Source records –
•••
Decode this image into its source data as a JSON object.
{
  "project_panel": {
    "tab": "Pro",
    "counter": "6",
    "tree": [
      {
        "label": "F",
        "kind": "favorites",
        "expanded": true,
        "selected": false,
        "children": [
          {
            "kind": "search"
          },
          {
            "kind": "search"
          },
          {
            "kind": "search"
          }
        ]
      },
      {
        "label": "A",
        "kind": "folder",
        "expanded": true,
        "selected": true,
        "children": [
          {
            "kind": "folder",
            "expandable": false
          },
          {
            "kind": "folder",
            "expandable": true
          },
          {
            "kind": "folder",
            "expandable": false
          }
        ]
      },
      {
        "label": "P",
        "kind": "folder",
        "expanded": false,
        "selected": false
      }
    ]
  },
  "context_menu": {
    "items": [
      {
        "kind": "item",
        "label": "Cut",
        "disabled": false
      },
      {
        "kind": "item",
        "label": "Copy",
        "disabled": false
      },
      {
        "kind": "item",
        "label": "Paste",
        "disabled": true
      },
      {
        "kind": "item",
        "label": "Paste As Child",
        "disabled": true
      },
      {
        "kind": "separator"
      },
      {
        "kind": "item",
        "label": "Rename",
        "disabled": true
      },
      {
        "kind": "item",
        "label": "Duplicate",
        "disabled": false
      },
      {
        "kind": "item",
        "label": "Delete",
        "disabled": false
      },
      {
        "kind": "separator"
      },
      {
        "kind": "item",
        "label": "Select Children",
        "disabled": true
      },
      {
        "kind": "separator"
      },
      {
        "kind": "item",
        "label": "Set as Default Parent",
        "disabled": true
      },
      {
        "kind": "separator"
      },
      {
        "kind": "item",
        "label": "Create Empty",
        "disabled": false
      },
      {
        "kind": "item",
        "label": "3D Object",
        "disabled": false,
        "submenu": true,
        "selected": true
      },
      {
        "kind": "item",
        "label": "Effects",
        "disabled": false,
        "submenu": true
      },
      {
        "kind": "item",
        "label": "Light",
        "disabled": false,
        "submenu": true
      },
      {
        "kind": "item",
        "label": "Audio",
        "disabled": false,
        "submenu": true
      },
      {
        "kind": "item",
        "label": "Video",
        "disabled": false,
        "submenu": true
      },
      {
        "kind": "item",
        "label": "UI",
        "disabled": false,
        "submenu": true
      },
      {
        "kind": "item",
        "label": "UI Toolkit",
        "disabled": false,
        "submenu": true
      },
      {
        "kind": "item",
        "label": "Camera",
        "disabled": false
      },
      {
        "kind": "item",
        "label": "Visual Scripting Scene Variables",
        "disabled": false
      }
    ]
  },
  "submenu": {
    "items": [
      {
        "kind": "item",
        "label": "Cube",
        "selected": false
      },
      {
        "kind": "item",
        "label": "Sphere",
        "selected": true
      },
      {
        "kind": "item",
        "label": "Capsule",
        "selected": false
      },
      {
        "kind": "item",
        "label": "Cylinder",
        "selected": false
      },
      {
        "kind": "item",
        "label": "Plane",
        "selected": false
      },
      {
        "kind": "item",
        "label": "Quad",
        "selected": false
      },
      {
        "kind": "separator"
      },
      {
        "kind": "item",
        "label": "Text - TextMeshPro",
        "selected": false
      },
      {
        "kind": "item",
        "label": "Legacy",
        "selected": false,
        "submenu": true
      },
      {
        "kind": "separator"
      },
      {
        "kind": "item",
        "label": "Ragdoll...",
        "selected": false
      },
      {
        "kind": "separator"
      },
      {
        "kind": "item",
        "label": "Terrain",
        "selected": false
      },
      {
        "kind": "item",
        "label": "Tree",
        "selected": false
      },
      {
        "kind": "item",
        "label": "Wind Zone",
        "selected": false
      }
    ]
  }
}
•••
EXERCISE TASK –
Transcribe every line of the data, exactly as it stands.

TASK OUTPUT –
Decode this image into its source data as a JSON object.
{
  "project_panel": {
    "tab": "Pro",
    "counter": "6",
    "tree": [
      {
        "label": "F",
        "kind": "favorites",
        "expanded": true,
        "selected": false,
        "children": [
          {
            "kind": "search"
          },
          {
            "kind": "search"
          },
          {
            "kind": "search"
          }
        ]
      },
      {
        "label": "A",
        "kind": "folder",
        "expanded": true,
        "selected": true,
        "children": [
          {
            "kind": "folder",
            "expandable": false
          },
          {
            "kind": "folder",
            "expandable": true
          },
          {
            "kind": "folder",
            "expandable": false
          }
        ]
      },
      {
        "label": "P",
        "kind": "folder",
        "expanded": false,
        "selected": false
      }
    ]
  },
  "context_menu": {
    "items": [
      {
        "kind": "item",
        "label": "Cut",
        "disabled": false
      },
      {
        "kind": "item",
        "label": "Copy",
        "disabled": false
      },
      {
        "kind": "item",
        "label": "Paste",
        "disabled": true
      },
      {
        "kind": "item",
        "label": "Paste As Child",
        "disabled": true
      },
      {
        "kind": "separator"
      },
      {
        "kind": "item",
        "label": "Rename",
        "disabled": true
      },
      {
        "kind": "item",
        "label": "Duplicate",
        "disabled": false
      },
      {
        "kind": "item",
        "label": "Delete",
        "disabled": false
      },
      {
        "kind": "separator"
      },
      {
        "kind": "item",
        "label": "Select Children",
        "disabled": true
      },
      {
        "kind": "separator"
      },
      {
        "kind": "item",
        "label": "Set as Default Parent",
        "disabled": true
      },
      {
        "kind": "separator"
      },
      {
        "kind": "item",
        "label": "Create Empty",
        "disabled": false
      },
      {
        "kind": "item",
        "label": "3D Object",
        "disabled": false,
        "submenu": true,
        "selected": true
      },
      {
        "kind": "item",
        "label": "Effects",
        "disabled": false,
        "submenu": true
      },
      {
        "kind": "item",
        "label": "Light",
        "disabled": false,
        "submenu": true
      },
      {
        "kind": "item",
        "label": "Audio",
        "disabled": false,
        "submenu": true
      },
      {
        "kind": "item",
        "label": "Video",
        "disabled": false,
        "submenu": true
      },
      {
        "kind": "item",
        "label": "UI",
        "disabled": false,
        "submenu": true
      },
      {
        "kind": "item",
        "label": "UI Toolkit",
        "disabled": false,
        "submenu": true
      },
      {
        "kind": "item",
        "label": "Camera",
        "disabled": false
      },
      {
        "kind": "item",
        "label": "Visual Scripting Scene Variables",
        "disabled": false
      }
    ]
  },
  "submenu": {
    "items": [
      {
        "kind": "item",
        "label": "Cube",
        "selected": false
      },
      {
        "kind": "item",
        "label": "Sphere",
        "selected": true
      },
      {
        "kind": "item",
        "label": "Capsule",
        "selected": false
      },
      {
        "kind": "item",
        "label": "Cylinder",
        "selected": false
      },
      {
        "kind": "item",
        "label": "Plane",
        "selected": false
      },
      {
        "kind": "item",
        "label": "Quad",
        "selected": false
      },
      {
        "kind": "separator"
      },
      {
        "kind": "item",
        "label": "Text - TextMeshPro",
        "selected": false
      },
      {
        "kind": "item",
        "label": "Legacy",
        "selected": false,
        "submenu": true
      },
      {
        "kind": "separator"
      },
      {
        "kind": "item",
        "label": "Ragdoll...",
        "selected": false
      },
      {
        "kind": "separator"
      },
      {
        "kind": "item",
        "label": "Terrain",
        "selected": false
      },
      {
        "kind": "item",
        "label": "Tree",
        "selected": false
      },
      {
        "kind": "item",
        "label": "Wind Zone",
        "selected": false
      }
    ]
  }
}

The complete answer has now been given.